> The task: Copy the lines holding the word "button", all of them.

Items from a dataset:
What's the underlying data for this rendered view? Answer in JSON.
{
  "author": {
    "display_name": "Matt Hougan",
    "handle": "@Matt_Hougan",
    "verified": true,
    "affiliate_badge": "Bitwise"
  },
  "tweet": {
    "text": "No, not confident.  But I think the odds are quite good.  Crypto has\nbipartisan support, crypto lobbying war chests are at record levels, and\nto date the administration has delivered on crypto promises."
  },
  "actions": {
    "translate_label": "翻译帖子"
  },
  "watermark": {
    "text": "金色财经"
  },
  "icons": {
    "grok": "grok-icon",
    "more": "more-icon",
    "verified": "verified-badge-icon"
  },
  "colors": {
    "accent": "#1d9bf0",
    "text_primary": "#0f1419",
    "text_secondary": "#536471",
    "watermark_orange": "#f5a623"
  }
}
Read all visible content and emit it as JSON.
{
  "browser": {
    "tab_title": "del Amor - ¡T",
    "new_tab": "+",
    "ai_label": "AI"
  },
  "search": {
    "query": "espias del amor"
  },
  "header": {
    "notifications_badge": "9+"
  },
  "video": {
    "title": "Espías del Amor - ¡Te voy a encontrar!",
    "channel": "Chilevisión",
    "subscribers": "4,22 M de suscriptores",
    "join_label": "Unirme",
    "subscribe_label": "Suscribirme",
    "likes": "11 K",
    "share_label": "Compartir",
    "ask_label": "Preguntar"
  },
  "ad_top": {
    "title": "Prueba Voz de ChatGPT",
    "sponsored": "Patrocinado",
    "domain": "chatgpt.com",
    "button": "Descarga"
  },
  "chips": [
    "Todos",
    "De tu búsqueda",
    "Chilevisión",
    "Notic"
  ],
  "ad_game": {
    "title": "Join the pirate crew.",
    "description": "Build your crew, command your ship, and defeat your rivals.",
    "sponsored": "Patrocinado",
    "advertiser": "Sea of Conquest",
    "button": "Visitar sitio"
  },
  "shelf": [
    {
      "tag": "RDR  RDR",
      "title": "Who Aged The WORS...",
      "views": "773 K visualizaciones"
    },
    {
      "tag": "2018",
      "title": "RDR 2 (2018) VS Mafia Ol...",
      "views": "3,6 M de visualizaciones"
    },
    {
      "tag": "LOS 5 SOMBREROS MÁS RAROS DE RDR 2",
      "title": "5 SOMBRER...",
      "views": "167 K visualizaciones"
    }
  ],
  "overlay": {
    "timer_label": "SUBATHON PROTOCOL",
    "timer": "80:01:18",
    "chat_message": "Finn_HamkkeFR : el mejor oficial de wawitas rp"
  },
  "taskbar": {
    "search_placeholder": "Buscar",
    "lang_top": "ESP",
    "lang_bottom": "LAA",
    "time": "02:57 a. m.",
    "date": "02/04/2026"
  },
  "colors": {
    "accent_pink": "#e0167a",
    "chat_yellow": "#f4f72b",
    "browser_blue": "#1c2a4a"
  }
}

> Result for this task:
    "button": "Descarga"
    "button": "Visitar sitio"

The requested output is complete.